## START Extracted information

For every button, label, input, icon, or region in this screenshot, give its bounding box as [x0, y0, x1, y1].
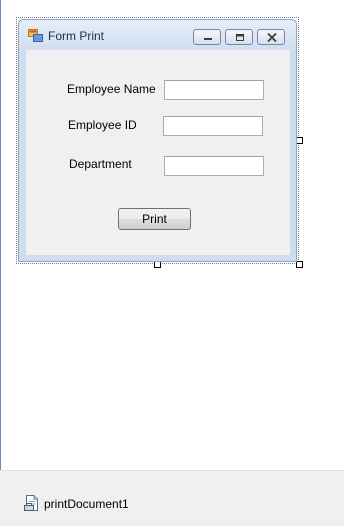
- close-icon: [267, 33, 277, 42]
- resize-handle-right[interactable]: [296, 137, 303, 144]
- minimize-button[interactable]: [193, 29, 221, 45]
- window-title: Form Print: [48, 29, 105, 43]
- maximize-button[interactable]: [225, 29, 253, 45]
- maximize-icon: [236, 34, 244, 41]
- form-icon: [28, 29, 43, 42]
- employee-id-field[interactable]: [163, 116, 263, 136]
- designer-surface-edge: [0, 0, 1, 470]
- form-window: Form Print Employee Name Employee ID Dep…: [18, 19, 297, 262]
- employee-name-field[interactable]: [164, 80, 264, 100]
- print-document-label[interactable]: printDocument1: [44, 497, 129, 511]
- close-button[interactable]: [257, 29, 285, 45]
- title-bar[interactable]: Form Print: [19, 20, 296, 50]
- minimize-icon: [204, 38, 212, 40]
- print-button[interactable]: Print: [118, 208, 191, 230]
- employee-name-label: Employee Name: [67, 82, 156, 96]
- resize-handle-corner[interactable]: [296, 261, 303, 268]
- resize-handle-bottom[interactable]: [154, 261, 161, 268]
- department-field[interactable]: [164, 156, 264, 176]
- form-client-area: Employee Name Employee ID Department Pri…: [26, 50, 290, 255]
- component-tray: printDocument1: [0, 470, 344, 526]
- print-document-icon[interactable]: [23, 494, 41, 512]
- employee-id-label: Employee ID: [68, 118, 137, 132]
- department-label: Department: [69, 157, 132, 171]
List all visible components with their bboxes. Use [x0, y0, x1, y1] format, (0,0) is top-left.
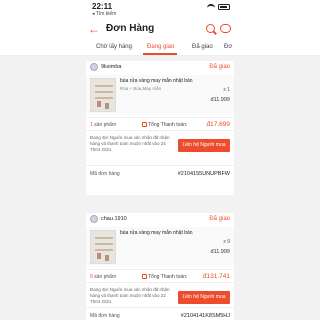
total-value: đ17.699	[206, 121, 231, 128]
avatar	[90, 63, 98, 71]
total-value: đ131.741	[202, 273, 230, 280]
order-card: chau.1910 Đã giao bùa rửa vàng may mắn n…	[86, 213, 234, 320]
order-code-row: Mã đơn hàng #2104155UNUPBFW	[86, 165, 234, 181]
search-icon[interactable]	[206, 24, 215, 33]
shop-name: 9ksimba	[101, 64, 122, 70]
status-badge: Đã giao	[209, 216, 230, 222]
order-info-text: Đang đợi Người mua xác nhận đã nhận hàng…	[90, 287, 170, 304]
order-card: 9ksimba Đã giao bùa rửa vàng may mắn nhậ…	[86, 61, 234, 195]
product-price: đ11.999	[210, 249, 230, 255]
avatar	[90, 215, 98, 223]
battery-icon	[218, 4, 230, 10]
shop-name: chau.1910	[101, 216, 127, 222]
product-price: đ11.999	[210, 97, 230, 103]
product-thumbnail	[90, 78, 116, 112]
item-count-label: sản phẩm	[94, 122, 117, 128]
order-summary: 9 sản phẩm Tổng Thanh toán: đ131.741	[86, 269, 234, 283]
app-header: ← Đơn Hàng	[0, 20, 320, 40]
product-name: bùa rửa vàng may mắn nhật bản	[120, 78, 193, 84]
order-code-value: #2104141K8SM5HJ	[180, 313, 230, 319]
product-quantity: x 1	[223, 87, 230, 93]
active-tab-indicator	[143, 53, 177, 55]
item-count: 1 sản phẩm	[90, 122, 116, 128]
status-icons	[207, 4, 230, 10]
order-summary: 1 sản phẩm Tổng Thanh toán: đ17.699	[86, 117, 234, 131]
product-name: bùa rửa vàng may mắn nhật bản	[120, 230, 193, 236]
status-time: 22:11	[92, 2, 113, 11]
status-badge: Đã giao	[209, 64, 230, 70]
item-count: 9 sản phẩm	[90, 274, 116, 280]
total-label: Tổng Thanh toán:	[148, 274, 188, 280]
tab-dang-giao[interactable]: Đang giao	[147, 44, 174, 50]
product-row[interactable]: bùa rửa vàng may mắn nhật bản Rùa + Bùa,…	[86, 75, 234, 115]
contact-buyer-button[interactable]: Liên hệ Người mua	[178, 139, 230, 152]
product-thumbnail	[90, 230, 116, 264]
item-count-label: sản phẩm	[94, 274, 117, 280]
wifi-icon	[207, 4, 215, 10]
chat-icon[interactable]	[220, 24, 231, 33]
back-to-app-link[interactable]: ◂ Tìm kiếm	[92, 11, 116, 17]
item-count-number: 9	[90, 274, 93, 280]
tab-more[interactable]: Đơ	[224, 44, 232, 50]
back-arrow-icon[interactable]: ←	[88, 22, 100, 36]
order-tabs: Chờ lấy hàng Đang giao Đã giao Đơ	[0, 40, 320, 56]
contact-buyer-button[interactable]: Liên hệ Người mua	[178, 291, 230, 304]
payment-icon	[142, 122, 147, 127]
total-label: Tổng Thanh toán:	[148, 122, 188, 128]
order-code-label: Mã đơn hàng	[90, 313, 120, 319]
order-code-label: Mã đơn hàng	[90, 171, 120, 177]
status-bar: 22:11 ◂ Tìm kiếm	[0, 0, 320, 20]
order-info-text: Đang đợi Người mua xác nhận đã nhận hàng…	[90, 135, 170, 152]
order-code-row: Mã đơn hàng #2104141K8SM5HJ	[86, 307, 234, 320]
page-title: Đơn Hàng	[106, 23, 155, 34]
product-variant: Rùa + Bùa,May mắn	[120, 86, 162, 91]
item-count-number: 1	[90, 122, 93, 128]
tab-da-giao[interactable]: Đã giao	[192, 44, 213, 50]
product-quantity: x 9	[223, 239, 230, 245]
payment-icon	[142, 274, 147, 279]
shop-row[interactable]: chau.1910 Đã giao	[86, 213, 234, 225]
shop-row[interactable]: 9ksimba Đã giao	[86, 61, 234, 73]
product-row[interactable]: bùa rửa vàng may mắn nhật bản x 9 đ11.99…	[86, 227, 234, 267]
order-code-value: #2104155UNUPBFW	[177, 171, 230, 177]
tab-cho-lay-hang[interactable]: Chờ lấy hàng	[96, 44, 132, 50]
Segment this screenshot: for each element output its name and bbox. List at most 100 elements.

## END Extracted information

Exercise instructions:
Copy out everything from the line containing "- close-icon: [267, 33, 277, 42]" down to the line containing "- employee-name-field[interactable]: [164, 80, 264, 100]", reproducing each line without any change.

Exercise output:
- close-icon: [267, 33, 277, 42]
- resize-handle-right[interactable]: [296, 137, 303, 144]
- minimize-button[interactable]: [193, 29, 221, 45]
- window-title: Form Print: [48, 29, 105, 43]
- maximize-button[interactable]: [225, 29, 253, 45]
- maximize-icon: [236, 34, 244, 41]
- form-icon: [28, 29, 43, 42]
- employee-id-field[interactable]: [163, 116, 263, 136]
- designer-surface-edge: [0, 0, 1, 470]
- form-window: Form Print Employee Name Employee ID Dep…: [18, 19, 297, 262]
- employee-name-field[interactable]: [164, 80, 264, 100]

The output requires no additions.